§ TAREA PLANTEADA
Recopila todas las líneas de los ítems que contienen la cadena "swatch". Distingue entre mayúsculas y minúsculas.

[Entradas de datos guardadas]
▶
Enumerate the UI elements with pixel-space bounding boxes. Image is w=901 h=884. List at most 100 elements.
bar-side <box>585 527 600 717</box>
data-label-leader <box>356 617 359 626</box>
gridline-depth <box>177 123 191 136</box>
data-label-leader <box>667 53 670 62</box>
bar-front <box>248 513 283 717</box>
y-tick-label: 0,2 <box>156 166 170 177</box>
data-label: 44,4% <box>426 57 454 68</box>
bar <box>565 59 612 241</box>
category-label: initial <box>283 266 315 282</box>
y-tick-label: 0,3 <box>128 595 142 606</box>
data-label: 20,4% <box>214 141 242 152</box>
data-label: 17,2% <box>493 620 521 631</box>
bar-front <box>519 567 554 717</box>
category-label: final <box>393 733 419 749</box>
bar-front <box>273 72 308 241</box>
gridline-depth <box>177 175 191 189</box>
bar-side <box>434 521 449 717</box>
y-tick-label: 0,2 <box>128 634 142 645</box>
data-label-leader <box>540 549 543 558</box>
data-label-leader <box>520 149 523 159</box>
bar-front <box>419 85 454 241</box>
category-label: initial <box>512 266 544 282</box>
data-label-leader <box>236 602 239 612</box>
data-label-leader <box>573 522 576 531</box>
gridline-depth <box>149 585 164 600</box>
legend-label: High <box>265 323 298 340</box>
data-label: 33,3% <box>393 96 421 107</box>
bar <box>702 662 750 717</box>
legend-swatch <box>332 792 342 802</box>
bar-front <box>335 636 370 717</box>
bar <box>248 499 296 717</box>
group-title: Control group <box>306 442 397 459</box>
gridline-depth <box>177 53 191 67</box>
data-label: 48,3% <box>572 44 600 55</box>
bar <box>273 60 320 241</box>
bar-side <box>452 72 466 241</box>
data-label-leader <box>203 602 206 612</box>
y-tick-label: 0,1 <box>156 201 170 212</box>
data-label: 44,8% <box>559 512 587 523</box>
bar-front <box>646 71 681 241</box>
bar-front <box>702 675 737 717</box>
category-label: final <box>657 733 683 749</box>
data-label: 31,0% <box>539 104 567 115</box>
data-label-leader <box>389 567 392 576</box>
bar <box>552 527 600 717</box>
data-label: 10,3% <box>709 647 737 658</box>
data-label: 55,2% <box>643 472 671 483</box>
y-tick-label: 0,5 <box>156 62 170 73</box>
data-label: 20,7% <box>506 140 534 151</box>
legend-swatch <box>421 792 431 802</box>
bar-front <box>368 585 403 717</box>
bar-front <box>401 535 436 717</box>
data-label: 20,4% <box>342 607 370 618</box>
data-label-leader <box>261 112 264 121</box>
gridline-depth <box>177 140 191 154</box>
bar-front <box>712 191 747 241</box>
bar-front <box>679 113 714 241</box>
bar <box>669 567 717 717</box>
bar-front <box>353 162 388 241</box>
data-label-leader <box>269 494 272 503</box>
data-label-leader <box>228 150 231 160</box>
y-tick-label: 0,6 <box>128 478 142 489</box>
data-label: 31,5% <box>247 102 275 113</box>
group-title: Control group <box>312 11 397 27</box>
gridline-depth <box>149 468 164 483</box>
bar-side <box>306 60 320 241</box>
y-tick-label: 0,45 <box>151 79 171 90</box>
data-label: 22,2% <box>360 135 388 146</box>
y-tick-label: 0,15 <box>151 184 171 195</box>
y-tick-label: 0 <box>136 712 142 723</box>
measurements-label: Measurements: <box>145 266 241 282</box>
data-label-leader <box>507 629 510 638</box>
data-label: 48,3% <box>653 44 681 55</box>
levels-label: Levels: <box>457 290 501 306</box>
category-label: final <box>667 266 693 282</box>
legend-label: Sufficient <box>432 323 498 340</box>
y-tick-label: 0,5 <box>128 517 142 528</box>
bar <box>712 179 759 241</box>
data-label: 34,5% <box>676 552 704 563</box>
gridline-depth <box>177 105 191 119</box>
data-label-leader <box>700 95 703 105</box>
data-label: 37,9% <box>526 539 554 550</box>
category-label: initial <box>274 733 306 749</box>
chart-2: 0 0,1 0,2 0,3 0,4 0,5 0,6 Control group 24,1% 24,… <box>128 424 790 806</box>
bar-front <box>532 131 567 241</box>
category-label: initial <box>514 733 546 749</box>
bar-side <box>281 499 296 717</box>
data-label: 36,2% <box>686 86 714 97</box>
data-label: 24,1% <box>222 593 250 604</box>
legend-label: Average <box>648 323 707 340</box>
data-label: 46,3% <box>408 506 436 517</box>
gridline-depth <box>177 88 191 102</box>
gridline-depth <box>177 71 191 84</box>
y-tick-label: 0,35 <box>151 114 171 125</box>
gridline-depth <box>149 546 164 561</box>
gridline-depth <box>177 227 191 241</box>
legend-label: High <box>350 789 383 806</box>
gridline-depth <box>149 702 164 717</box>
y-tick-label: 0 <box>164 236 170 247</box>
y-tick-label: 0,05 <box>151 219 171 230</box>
◀
§ SOLUCIÓN DE LA TAREA
legend-swatch <box>332 792 342 802</box>
legend-swatch <box>421 792 431 802</box>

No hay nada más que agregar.